Work instructions: Below is some material; set it all down exactly, apart from the pictures.

Data entries:
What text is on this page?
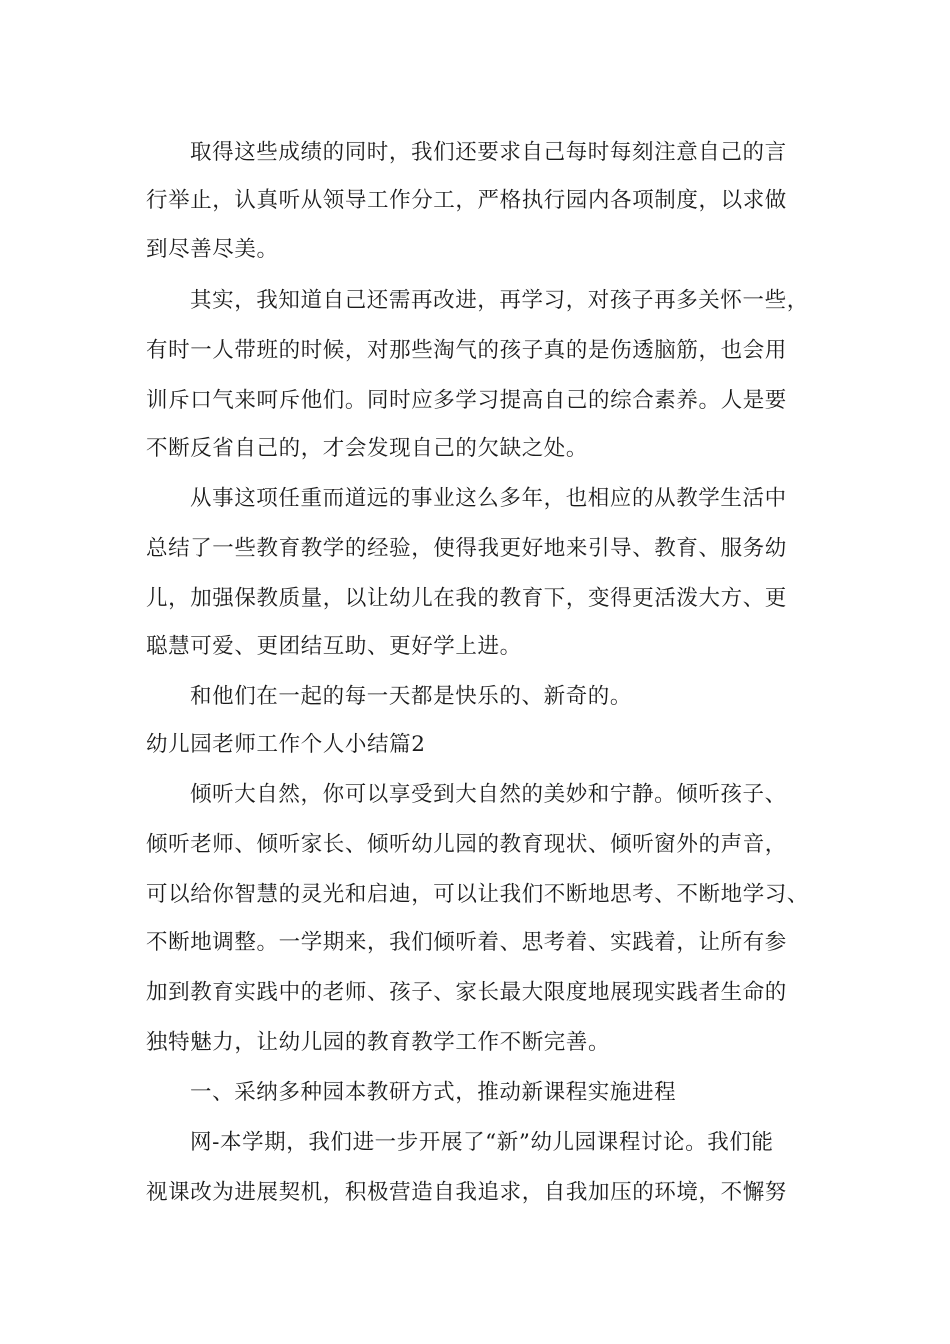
取得这些成绩的同时，我们还要求自己每时每刻注意自己的言
行举止，认真听从领导工作分工，严格执行园内各项制度，以求做
到尽善尽美。
其实，我知道自己还需再改进，再学习，对孩子再多关怀一些，
有时一人带班的时候，对那些淘气的孩子真的是伤透脑筋，也会用
训斥口气来呵斥他们。同时应多学习提高自己的综合素养。人是要
不断反省自己的，才会发现自己的欠缺之处。
从事这项任重而道远的事业这么多年，也相应的从教学生活中
总结了一些教育教学的经验，使得我更好地来引导、教育、服务幼
儿，加强保教质量，以让幼儿在我的教育下，变得更活泼大方、更
聪慧可爱、更团结互助、更好学上进。
和他们在一起的每一天都是快乐的、新奇的。
幼儿园老师工作个人小结篇2
倾听大自然，你可以享受到大自然的美妙和宁静。倾听孩子、
倾听老师、倾听家长、倾听幼儿园的教育现状、倾听窗外的声音，
可以给你智慧的灵光和启迪，可以让我们不断地思考、不断地学习、
不断地调整。一学期来，我们倾听着、思考着、实践着，让所有参
加到教育实践中的老师、孩子、家长最大限度地展现实践者生命的
独特魅力，让幼儿园的教育教学工作不断完善。
一、采纳多种园本教研方式，推动新课程实施进程
网-本学期，我们进一步开展了“新”幼儿园课程讨论。我们能
视课改为进展契机，积极营造自我追求，自我加压的环境，不懈努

Complete answer:
What text is on this page?
取得这些成绩的同时，我们还要求自己每时每刻注意自己的言
行举止，认真听从领导工作分工，严格执行园内各项制度，以求做
到尽善尽美。
其实，我知道自己还需再改进，再学习，对孩子再多关怀一些，
有时一人带班的时候，对那些淘气的孩子真的是伤透脑筋，也会用
训斥口气来呵斥他们。同时应多学习提高自己的综合素养。人是要
不断反省自己的，才会发现自己的欠缺之处。
从事这项任重而道远的事业这么多年，也相应的从教学生活中
总结了一些教育教学的经验，使得我更好地来引导、教育、服务幼
儿，加强保教质量，以让幼儿在我的教育下，变得更活泼大方、更
聪慧可爱、更团结互助、更好学上进。
和他们在一起的每一天都是快乐的、新奇的。
幼儿园老师工作个人小结篇2
倾听大自然，你可以享受到大自然的美妙和宁静。倾听孩子、
倾听老师、倾听家长、倾听幼儿园的教育现状、倾听窗外的声音，
可以给你智慧的灵光和启迪，可以让我们不断地思考、不断地学习、
不断地调整。一学期来，我们倾听着、思考着、实践着，让所有参
加到教育实践中的老师、孩子、家长最大限度地展现实践者生命的
独特魅力，让幼儿园的教育教学工作不断完善。
一、采纳多种园本教研方式，推动新课程实施进程
网-本学期，我们进一步开展了“新”幼儿园课程讨论。我们能
视课改为进展契机，积极营造自我追求，自我加压的环境，不懈努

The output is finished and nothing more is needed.